**Objective 1:** In the post on teaching the Eucharist below, list every property of the leaf that the post says has changed.
**Objective 2:** Copy, word for word, the passage in the post on teaching the Eucharist from "With each of" up to and including "the same thing.".

>> start Extract provided

How to Teach the Eucharist, Part 2: Sacred Tradition
Continued from: How to Teach the Eucharist Part 1: Use the Bible
When you tell younger kids that the Eucharist is Jesus Himself they tend to accept that pretty easily, but as they get older they ask a lot more questions!
It’s a very important for them to be able to ask questions about the Eucharist, and how, when, and why bread and wine can become God. There is a LOT to explain when you answer those questions, and anyone who is going to receive the Eucharist needs to know what it is and why it matters.
In this post, I’ll show you how I've explained this to both adults and children, and you'll see why it works so well for teaching people in any age group.
How do you explain it so that it makes sense?
I'm from New England. If you look up photos of New England during the months of September and October you'll see the beautiful fall foliage when so many of the leaves on the trees change color.
That's why when I explain how the bread and wine become the Body and Blood of Christ during the Mass, I use a leaf to help explain how things change and it works well for students of any age. I’ve used it to teach second graders preparing to receive the Eucharist for the first time, teenagers, and adults.
Here’s how I describe how that change happens by using an acorn and leaf:
In the spring, you start to see buds forming on oak trees. Gradually those buds grow, and then they open up. If you look at one closely, you can see that it now looks like a very small green leaf. That leaf continues to grow until it reaches its full size. In the fall, that leaf begins to change color and then it falls off of the tree.
Everything about that leaf that we can observe has changed: its size, shape, color, and location.
With each of these changes:
Beginning as a bud
Opening up to becoming a small leaf
Growing into a full-size leaf
Changing color in the fall
Falling off of the tree and onto the ground
we still continue to say that it’s the same thing.

>> end Extract provided
>> start Data excerpts

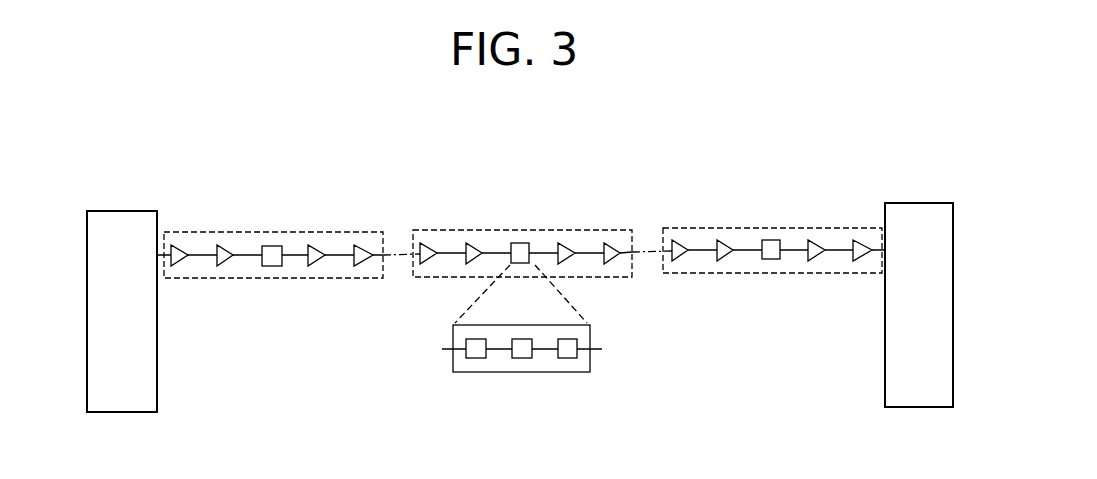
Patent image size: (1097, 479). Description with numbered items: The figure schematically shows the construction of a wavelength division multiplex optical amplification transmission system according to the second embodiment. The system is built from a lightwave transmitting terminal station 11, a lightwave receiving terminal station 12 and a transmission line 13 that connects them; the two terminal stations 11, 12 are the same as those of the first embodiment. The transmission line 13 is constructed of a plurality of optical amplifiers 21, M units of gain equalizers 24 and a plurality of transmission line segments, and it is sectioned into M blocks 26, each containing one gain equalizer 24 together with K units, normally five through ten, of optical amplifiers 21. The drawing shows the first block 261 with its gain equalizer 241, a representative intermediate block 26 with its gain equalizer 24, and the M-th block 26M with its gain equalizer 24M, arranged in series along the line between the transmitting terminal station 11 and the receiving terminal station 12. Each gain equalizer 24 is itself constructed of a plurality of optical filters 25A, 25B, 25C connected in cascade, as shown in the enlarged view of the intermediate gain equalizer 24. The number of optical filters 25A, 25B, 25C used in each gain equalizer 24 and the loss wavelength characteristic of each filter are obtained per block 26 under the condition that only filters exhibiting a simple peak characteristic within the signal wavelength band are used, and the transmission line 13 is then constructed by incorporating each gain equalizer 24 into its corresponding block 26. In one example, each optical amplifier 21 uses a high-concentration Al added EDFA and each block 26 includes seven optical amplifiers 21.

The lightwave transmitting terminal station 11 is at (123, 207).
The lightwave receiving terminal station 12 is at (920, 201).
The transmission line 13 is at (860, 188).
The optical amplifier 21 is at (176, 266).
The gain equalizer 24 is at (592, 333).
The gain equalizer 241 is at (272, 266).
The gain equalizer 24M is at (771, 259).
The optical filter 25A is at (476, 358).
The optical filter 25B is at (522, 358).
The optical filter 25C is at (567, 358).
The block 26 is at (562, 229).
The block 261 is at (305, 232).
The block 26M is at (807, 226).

>> end Data excerpts
>> start Data excerpts

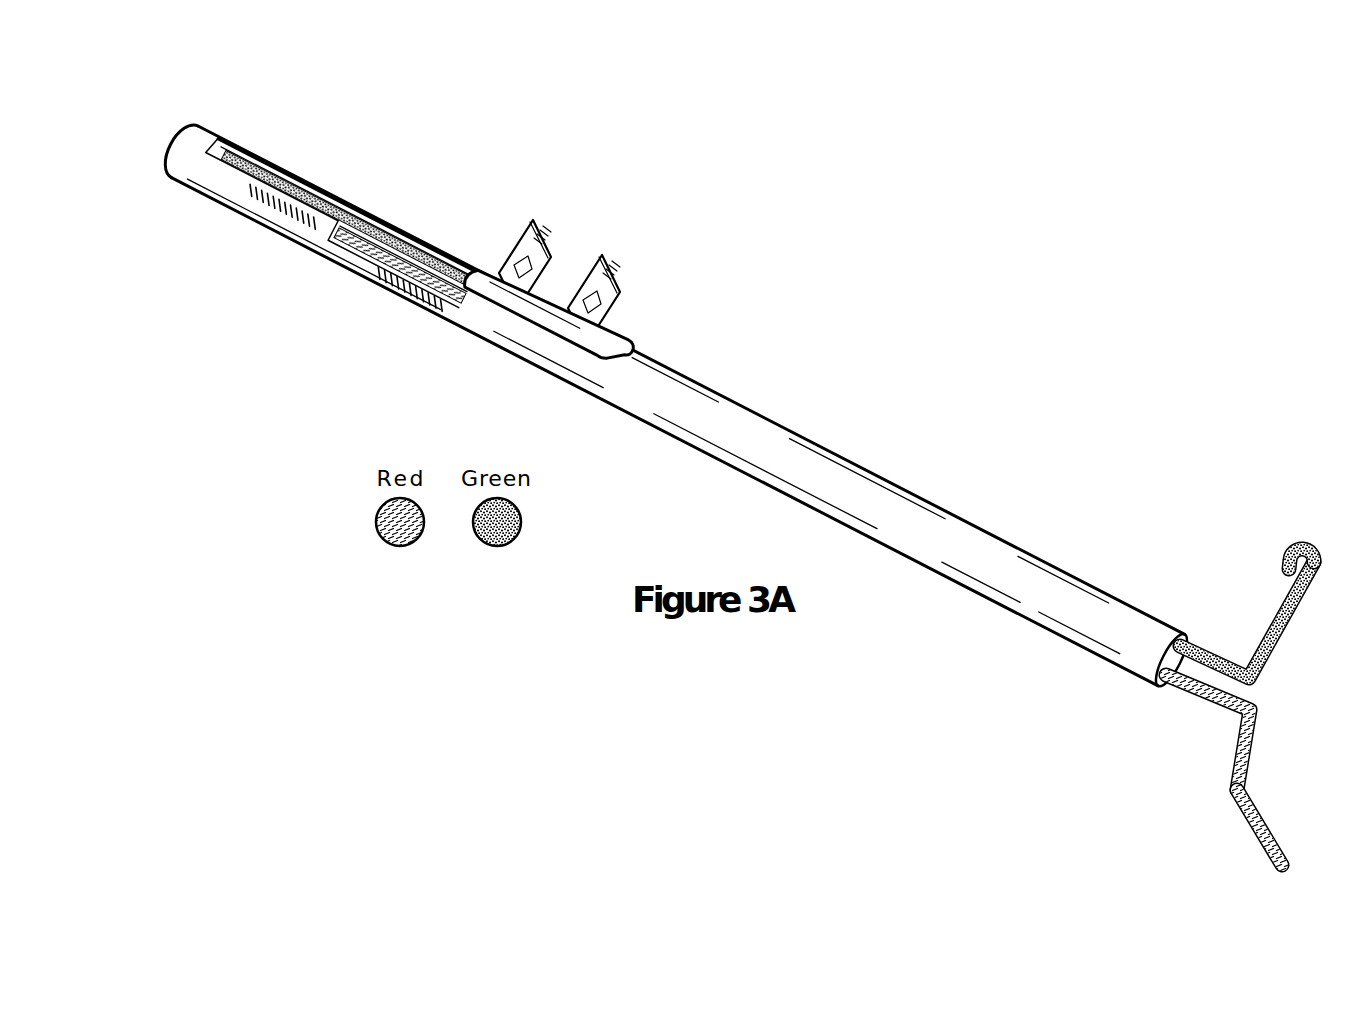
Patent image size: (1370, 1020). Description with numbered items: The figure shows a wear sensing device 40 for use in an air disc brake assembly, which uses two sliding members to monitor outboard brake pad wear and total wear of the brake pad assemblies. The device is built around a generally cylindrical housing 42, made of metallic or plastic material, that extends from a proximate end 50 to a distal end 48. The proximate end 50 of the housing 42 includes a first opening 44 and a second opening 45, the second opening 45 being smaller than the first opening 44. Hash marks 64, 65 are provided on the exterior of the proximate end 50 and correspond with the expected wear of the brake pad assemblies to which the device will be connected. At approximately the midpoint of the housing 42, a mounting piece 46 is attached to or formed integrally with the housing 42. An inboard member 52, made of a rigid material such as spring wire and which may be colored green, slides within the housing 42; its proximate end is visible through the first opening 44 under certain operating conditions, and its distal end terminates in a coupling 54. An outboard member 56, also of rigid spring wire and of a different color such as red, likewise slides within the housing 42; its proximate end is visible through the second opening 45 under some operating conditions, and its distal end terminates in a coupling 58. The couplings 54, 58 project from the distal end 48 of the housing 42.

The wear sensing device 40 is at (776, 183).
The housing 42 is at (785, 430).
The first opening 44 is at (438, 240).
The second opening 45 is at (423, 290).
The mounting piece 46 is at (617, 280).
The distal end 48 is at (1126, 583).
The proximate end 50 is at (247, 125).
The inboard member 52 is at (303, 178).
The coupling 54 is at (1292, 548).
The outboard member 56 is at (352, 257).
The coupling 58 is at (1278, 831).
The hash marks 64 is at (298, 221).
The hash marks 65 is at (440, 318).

>> end Data excerpts
>> start Data excerpts

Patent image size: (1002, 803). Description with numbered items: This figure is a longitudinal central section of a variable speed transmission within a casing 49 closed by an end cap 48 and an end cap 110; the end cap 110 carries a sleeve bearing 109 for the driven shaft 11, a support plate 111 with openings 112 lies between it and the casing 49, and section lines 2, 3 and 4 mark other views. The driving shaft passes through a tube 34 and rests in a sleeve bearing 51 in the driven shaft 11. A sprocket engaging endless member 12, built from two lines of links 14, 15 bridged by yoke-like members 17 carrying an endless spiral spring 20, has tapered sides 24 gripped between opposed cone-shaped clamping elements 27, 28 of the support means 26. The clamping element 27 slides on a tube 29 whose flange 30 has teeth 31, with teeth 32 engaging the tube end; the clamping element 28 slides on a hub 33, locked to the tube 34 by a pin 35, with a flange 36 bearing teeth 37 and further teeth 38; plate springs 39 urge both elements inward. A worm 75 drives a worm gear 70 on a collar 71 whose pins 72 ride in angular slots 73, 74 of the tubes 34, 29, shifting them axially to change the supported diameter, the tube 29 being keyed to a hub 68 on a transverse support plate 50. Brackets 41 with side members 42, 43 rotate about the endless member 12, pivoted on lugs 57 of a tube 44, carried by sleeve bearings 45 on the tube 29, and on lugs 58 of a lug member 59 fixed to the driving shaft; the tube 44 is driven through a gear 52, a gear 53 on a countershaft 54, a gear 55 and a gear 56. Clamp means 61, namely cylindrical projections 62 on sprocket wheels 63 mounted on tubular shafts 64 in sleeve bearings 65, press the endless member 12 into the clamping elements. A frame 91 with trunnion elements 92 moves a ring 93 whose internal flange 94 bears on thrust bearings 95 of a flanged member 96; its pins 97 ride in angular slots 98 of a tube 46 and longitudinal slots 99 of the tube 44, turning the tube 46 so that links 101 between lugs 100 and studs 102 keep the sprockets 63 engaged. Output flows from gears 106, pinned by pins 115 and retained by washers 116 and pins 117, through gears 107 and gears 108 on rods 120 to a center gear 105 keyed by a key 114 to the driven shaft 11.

>> end Data excerpts

**Response 1:**
- size
- shape
- color
- location

**Response 2:**
With each of these changes:
Beginning as a bud
Opening up to becoming a small leaf
Growing into a full-size leaf
Changing color in the fall
Falling off of the tree and onto the ground
we still continue to say that it’s the same thing.